▶ Excerpted records:
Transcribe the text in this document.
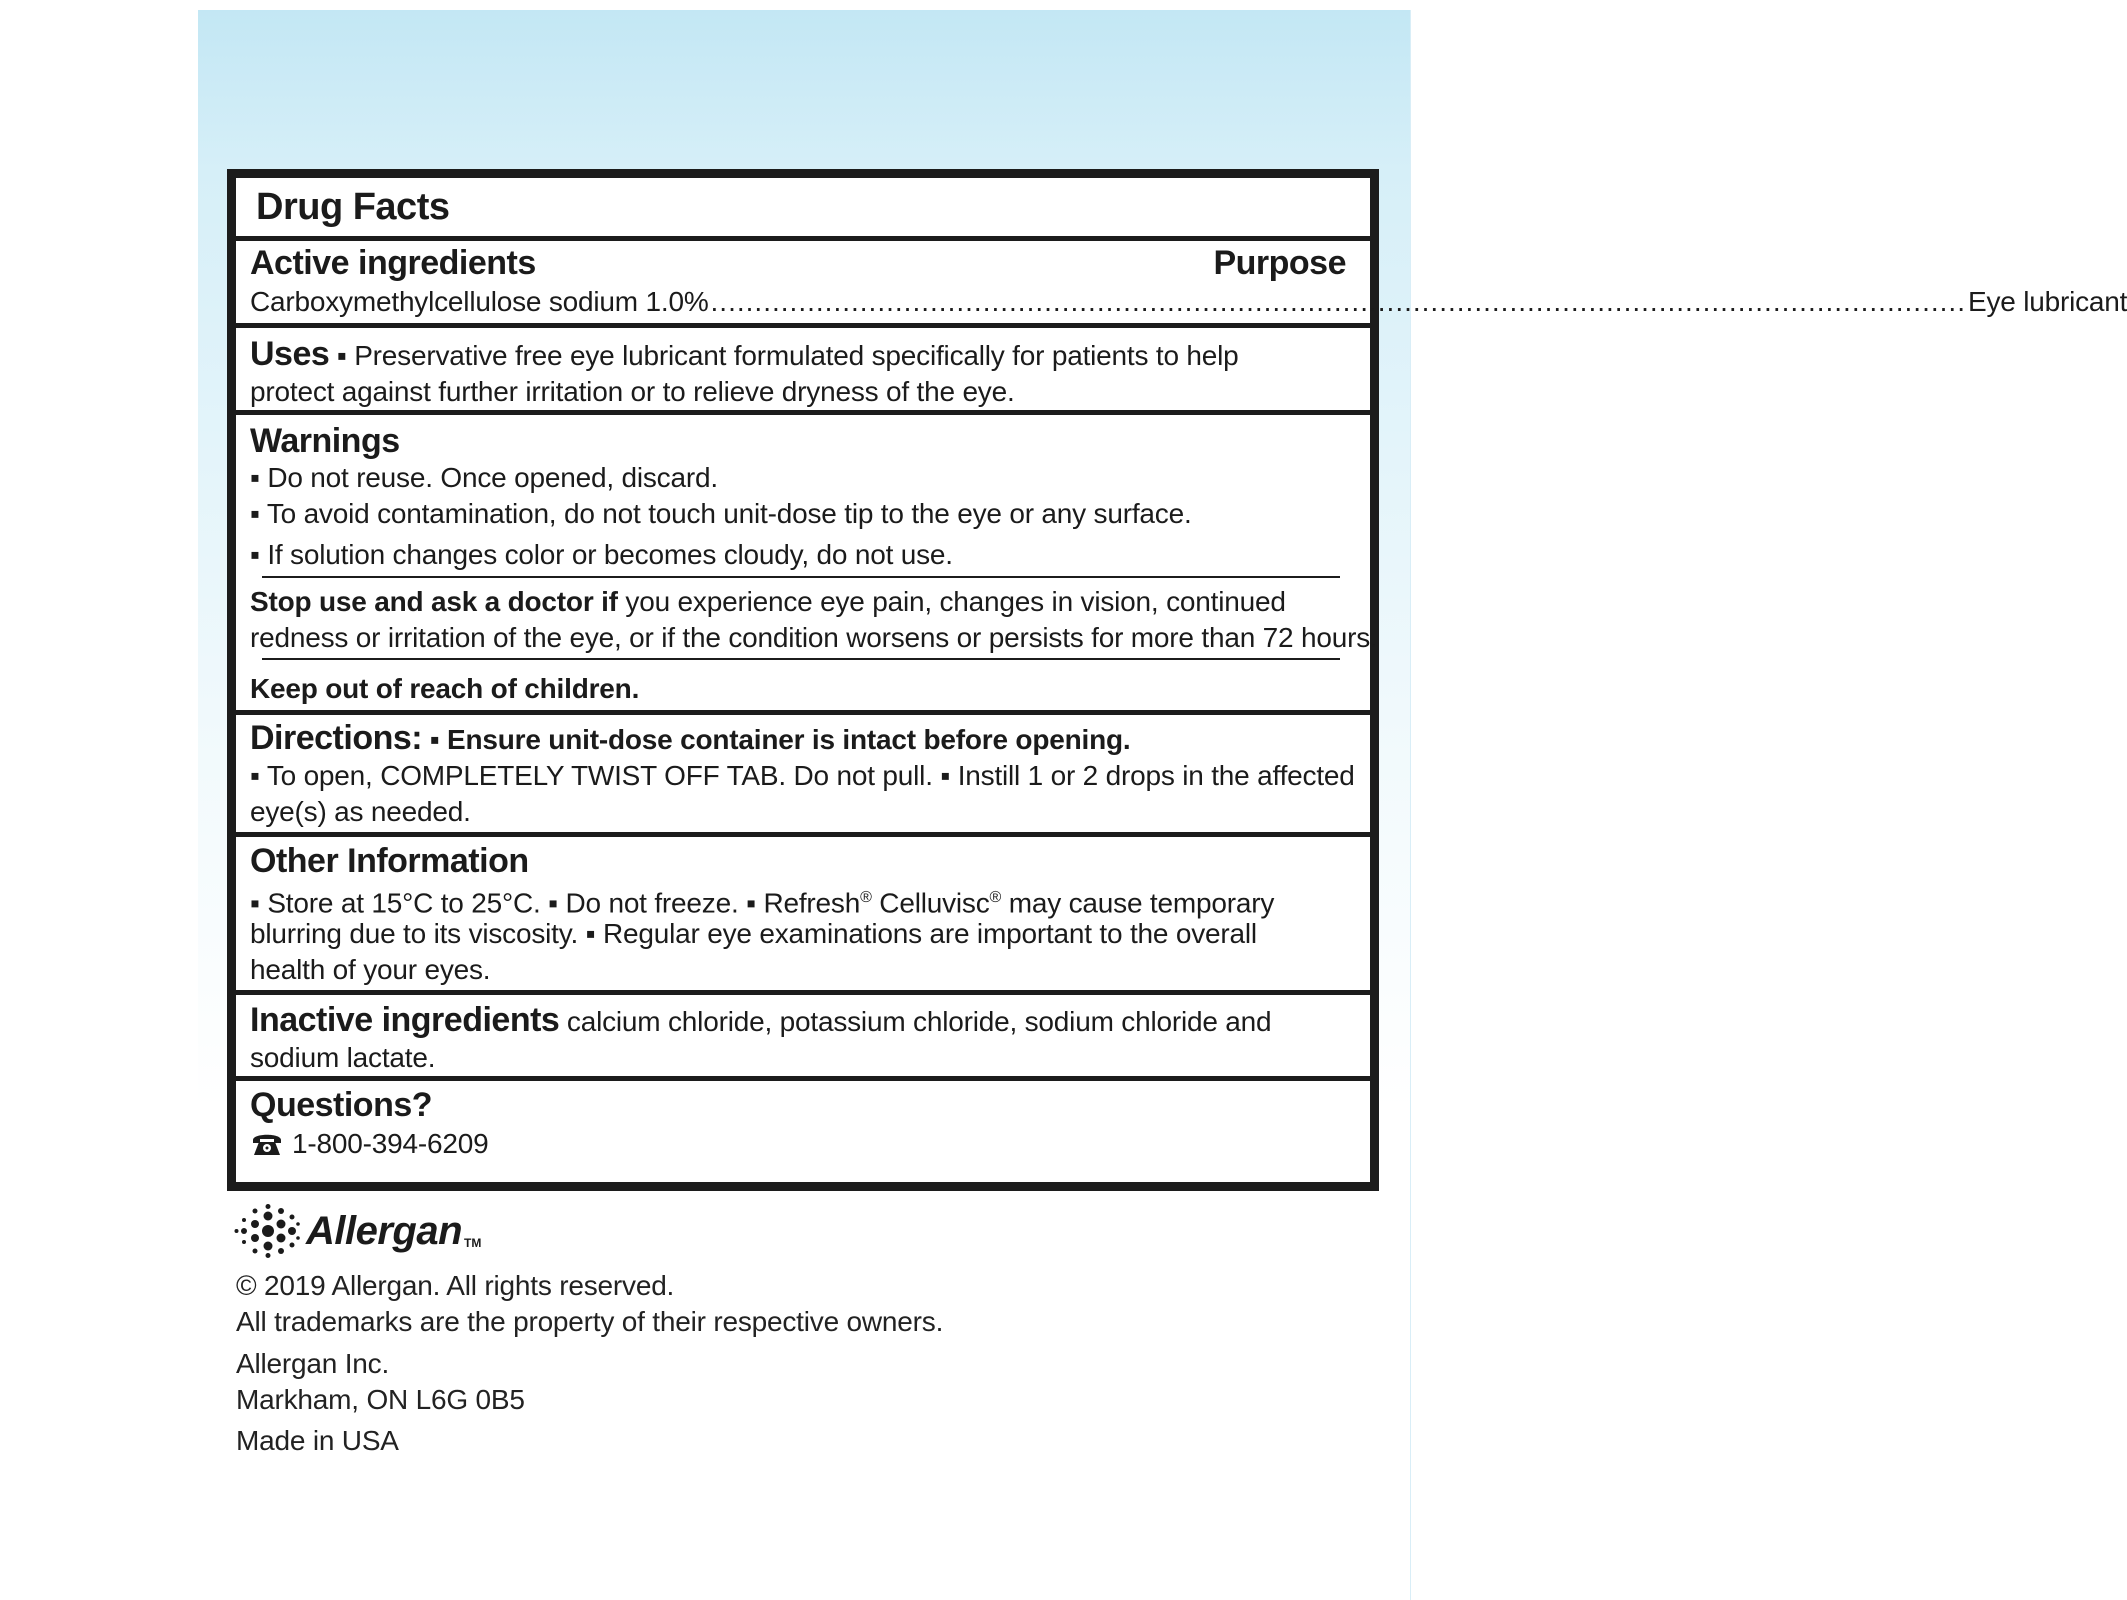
Drug Facts
Active ingredients	Purpose
Carboxymethylcellulose sodium 1.0% ............................................................................................................................................... Eye lubricant
Uses ▪ Preservative free eye lubricant formulated specifically for patients to help
protect against further irritation or to relieve dryness of the eye.
Warnings
▪ Do not reuse. Once opened, discard.
▪ To avoid contamination, do not touch unit-dose tip to the eye or any surface.
▪ If solution changes color or becomes cloudy, do not use.
Stop use and ask a doctor if you experience eye pain, changes in vision, continued
redness or irritation of the eye, or if the condition worsens or persists for more than 72 hours.
Keep out of reach of children.
Directions: ▪ Ensure unit-dose container is intact before opening.
▪ To open, COMPLETELY TWIST OFF TAB. Do not pull. ▪ Instill 1 or 2 drops in the affected
eye(s) as needed.
Other Information
▪ Store at 15°C to 25°C. ▪ Do not freeze. ▪ Refresh® Celluvisc® may cause temporary
blurring due to its viscosity. ▪ Regular eye examinations are important to the overall
health of your eyes.
Inactive ingredients calcium chloride, potassium chloride, sodium chloride and
sodium lactate.
Questions?
1-800-394-6209
Allergan TM
© 2019 Allergan. All rights reserved.
All trademarks are the property of their respective owners.
Allergan Inc.
Markham, ON L6G 0B5
Made in USA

▶ What to work on: Copy each line above exactly, with no images.

▶ Response box:
Transcribe the text in this document.
Drug Facts
Active ingredients	Purpose
Carboxymethylcellulose sodium 1.0% ............................................................................................................................................... Eye lubricant
Uses ▪ Preservative free eye lubricant formulated specifically for patients to help
protect against further irritation or to relieve dryness of the eye.
Warnings
▪ Do not reuse. Once opened, discard.
▪ To avoid contamination, do not touch unit-dose tip to the eye or any surface.
▪ If solution changes color or becomes cloudy, do not use.
Stop use and ask a doctor if you experience eye pain, changes in vision, continued
redness or irritation of the eye, or if the condition worsens or persists for more than 72 hours.
Keep out of reach of children.
Directions: ▪ Ensure unit-dose container is intact before opening.
▪ To open, COMPLETELY TWIST OFF TAB. Do not pull. ▪ Instill 1 or 2 drops in the affected
eye(s) as needed.
Other Information
▪ Store at 15°C to 25°C. ▪ Do not freeze. ▪ Refresh® Celluvisc® may cause temporary
blurring due to its viscosity. ▪ Regular eye examinations are important to the overall
health of your eyes.
Inactive ingredients calcium chloride, potassium chloride, sodium chloride and
sodium lactate.
Questions?
1-800-394-6209
Allergan TM
© 2019 Allergan. All rights reserved.
All trademarks are the property of their respective owners.
Allergan Inc.
Markham, ON L6G 0B5
Made in USA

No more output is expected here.